:: INPUT MATERIAL ::

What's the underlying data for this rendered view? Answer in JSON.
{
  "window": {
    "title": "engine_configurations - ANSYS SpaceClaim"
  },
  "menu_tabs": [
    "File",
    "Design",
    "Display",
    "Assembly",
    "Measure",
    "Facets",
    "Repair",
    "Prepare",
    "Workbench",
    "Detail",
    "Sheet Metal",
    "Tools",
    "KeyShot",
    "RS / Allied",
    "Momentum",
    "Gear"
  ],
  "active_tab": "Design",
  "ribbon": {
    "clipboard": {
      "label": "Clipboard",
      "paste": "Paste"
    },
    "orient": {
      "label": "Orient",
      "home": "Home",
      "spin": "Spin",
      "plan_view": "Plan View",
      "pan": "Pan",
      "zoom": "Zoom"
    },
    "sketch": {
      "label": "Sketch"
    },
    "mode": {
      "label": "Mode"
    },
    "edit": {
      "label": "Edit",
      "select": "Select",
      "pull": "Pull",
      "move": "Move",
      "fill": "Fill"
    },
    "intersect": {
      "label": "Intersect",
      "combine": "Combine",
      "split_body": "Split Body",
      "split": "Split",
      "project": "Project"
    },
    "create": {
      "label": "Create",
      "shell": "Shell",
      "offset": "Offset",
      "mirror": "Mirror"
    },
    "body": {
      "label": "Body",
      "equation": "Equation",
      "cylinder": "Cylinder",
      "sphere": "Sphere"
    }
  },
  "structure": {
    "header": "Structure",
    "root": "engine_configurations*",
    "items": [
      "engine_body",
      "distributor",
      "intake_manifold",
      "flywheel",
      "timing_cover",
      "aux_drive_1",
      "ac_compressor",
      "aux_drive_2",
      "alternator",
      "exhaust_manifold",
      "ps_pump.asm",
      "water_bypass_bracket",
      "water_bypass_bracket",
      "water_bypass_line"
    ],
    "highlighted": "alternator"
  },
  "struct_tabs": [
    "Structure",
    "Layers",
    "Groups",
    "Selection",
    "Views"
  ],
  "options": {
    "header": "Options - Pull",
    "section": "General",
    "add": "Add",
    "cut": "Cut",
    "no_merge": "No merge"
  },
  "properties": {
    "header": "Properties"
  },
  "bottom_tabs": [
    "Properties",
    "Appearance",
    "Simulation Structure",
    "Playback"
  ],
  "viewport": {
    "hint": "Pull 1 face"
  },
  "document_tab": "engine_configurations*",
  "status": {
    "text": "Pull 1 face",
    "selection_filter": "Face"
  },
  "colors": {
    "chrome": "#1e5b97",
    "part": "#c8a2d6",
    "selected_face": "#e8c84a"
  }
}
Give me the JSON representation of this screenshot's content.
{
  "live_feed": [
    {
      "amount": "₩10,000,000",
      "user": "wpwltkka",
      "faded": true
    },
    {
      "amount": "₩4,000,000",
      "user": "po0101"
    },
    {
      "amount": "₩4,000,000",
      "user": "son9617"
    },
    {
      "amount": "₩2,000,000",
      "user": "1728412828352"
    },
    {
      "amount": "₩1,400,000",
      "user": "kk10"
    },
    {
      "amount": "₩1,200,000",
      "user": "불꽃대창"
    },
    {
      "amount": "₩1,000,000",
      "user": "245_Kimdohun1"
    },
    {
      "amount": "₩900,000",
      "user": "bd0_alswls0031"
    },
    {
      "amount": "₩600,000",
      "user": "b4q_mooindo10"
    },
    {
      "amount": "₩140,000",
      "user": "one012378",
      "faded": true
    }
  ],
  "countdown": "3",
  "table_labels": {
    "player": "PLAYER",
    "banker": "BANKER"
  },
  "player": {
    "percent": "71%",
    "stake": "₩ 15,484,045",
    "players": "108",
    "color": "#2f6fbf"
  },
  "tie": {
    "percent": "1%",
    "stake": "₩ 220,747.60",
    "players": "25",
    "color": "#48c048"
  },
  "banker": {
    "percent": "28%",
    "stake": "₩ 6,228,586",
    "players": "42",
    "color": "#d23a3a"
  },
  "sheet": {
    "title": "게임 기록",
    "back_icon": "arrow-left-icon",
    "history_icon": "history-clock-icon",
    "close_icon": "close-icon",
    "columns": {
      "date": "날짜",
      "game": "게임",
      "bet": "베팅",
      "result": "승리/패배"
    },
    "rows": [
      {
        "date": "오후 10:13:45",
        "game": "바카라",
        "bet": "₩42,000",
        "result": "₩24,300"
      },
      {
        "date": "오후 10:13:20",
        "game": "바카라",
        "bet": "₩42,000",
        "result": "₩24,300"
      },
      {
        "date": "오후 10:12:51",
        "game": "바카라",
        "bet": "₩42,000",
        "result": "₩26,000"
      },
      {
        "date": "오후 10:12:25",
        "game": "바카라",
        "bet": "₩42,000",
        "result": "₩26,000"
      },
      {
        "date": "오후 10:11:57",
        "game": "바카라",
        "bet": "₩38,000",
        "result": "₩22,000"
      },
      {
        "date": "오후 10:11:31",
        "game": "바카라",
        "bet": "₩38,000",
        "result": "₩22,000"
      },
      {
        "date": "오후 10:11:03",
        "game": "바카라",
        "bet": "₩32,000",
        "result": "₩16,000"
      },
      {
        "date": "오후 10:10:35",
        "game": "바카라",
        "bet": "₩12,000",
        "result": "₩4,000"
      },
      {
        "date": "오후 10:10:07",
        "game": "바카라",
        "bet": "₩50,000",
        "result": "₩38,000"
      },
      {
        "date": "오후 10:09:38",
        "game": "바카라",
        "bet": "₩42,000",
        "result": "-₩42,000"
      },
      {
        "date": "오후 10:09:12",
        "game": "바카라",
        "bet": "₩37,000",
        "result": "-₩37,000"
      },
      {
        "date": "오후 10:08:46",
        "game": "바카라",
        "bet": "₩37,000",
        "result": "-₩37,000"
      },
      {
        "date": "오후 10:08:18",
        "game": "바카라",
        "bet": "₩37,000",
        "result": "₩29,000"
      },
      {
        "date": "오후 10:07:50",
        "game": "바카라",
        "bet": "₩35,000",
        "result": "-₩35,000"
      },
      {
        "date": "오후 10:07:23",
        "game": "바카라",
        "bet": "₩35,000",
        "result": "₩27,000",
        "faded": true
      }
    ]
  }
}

:::

# WRITTEN EXERCISE
Please copy out each record, character for character.

# WRITTEN RESPONSE
What's the underlying data for this rendered view? Answer in JSON.
{
  "window": {
    "title": "engine_configurations - ANSYS SpaceClaim"
  },
  "menu_tabs": [
    "File",
    "Design",
    "Display",
    "Assembly",
    "Measure",
    "Facets",
    "Repair",
    "Prepare",
    "Workbench",
    "Detail",
    "Sheet Metal",
    "Tools",
    "KeyShot",
    "RS / Allied",
    "Momentum",
    "Gear"
  ],
  "active_tab": "Design",
  "ribbon": {
    "clipboard": {
      "label": "Clipboard",
      "paste": "Paste"
    },
    "orient": {
      "label": "Orient",
      "home": "Home",
      "spin": "Spin",
      "plan_view": "Plan View",
      "pan": "Pan",
      "zoom": "Zoom"
    },
    "sketch": {
      "label": "Sketch"
    },
    "mode": {
      "label": "Mode"
    },
    "edit": {
      "label": "Edit",
      "select": "Select",
      "pull": "Pull",
      "move": "Move",
      "fill": "Fill"
    },
    "intersect": {
      "label": "Intersect",
      "combine": "Combine",
      "split_body": "Split Body",
      "split": "Split",
      "project": "Project"
    },
    "create": {
      "label": "Create",
      "shell": "Shell",
      "offset": "Offset",
      "mirror": "Mirror"
    },
    "body": {
      "label": "Body",
      "equation": "Equation",
      "cylinder": "Cylinder",
      "sphere": "Sphere"
    }
  },
  "structure": {
    "header": "Structure",
    "root": "engine_configurations*",
    "items": [
      "engine_body",
      "distributor",
      "intake_manifold",
      "flywheel",
      "timing_cover",
      "aux_drive_1",
      "ac_compressor",
      "aux_drive_2",
      "alternator",
      "exhaust_manifold",
      "ps_pump.asm",
      "water_bypass_bracket",
      "water_bypass_bracket",
      "water_bypass_line"
    ],
    "highlighted": "alternator"
  },
  "struct_tabs": [
    "Structure",
    "Layers",
    "Groups",
    "Selection",
    "Views"
  ],
  "options": {
    "header": "Options - Pull",
    "section": "General",
    "add": "Add",
    "cut": "Cut",
    "no_merge": "No merge"
  },
  "properties": {
    "header": "Properties"
  },
  "bottom_tabs": [
    "Properties",
    "Appearance",
    "Simulation Structure",
    "Playback"
  ],
  "viewport": {
    "hint": "Pull 1 face"
  },
  "document_tab": "engine_configurations*",
  "status": {
    "text": "Pull 1 face",
    "selection_filter": "Face"
  },
  "colors": {
    "chrome": "#1e5b97",
    "part": "#c8a2d6",
    "selected_face": "#e8c84a"
  }
}
Give me the JSON representation of this screenshot's content.
{
  "live_feed": [
    {
      "amount": "₩10,000,000",
      "user": "wpwltkka",
      "faded": true
    },
    {
      "amount": "₩4,000,000",
      "user": "po0101"
    },
    {
      "amount": "₩4,000,000",
      "user": "son9617"
    },
    {
      "amount": "₩2,000,000",
      "user": "1728412828352"
    },
    {
      "amount": "₩1,400,000",
      "user": "kk10"
    },
    {
      "amount": "₩1,200,000",
      "user": "불꽃대창"
    },
    {
      "amount": "₩1,000,000",
      "user": "245_Kimdohun1"
    },
    {
      "amount": "₩900,000",
      "user": "bd0_alswls0031"
    },
    {
      "amount": "₩600,000",
      "user": "b4q_mooindo10"
    },
    {
      "amount": "₩140,000",
      "user": "one012378",
      "faded": true
    }
  ],
  "countdown": "3",
  "table_labels": {
    "player": "PLAYER",
    "banker": "BANKER"
  },
  "player": {
    "percent": "71%",
    "stake": "₩ 15,484,045",
    "players": "108",
    "color": "#2f6fbf"
  },
  "tie": {
    "percent": "1%",
    "stake": "₩ 220,747.60",
    "players": "25",
    "color": "#48c048"
  },
  "banker": {
    "percent": "28%",
    "stake": "₩ 6,228,586",
    "players": "42",
    "color": "#d23a3a"
  },
  "sheet": {
    "title": "게임 기록",
    "back_icon": "arrow-left-icon",
    "history_icon": "history-clock-icon",
    "close_icon": "close-icon",
    "columns": {
      "date": "날짜",
      "game": "게임",
      "bet": "베팅",
      "result": "승리/패배"
    },
    "rows": [
      {
        "date": "오후 10:13:45",
        "game": "바카라",
        "bet": "₩42,000",
        "result": "₩24,300"
      },
      {
        "date": "오후 10:13:20",
        "game": "바카라",
        "bet": "₩42,000",
        "result": "₩24,300"
      },
      {
        "date": "오후 10:12:51",
        "game": "바카라",
        "bet": "₩42,000",
        "result": "₩26,000"
      },
      {
        "date": "오후 10:12:25",
        "game": "바카라",
        "bet": "₩42,000",
        "result": "₩26,000"
      },
      {
        "date": "오후 10:11:57",
        "game": "바카라",
        "bet": "₩38,000",
        "result": "₩22,000"
      },
      {
        "date": "오후 10:11:31",
        "game": "바카라",
        "bet": "₩38,000",
        "result": "₩22,000"
      },
      {
        "date": "오후 10:11:03",
        "game": "바카라",
        "bet": "₩32,000",
        "result": "₩16,000"
      },
      {
        "date": "오후 10:10:35",
        "game": "바카라",
        "bet": "₩12,000",
        "result": "₩4,000"
      },
      {
        "date": "오후 10:10:07",
        "game": "바카라",
        "bet": "₩50,000",
        "result": "₩38,000"
      },
      {
        "date": "오후 10:09:38",
        "game": "바카라",
        "bet": "₩42,000",
        "result": "-₩42,000"
      },
      {
        "date": "오후 10:09:12",
        "game": "바카라",
        "bet": "₩37,000",
        "result": "-₩37,000"
      },
      {
        "date": "오후 10:08:46",
        "game": "바카라",
        "bet": "₩37,000",
        "result": "-₩37,000"
      },
      {
        "date": "오후 10:08:18",
        "game": "바카라",
        "bet": "₩37,000",
        "result": "₩29,000"
      },
      {
        "date": "오후 10:07:50",
        "game": "바카라",
        "bet": "₩35,000",
        "result": "-₩35,000"
      },
      {
        "date": "오후 10:07:23",
        "game": "바카라",
        "bet": "₩35,000",
        "result": "₩27,000",
        "faded": true
      }
    ]
  }
}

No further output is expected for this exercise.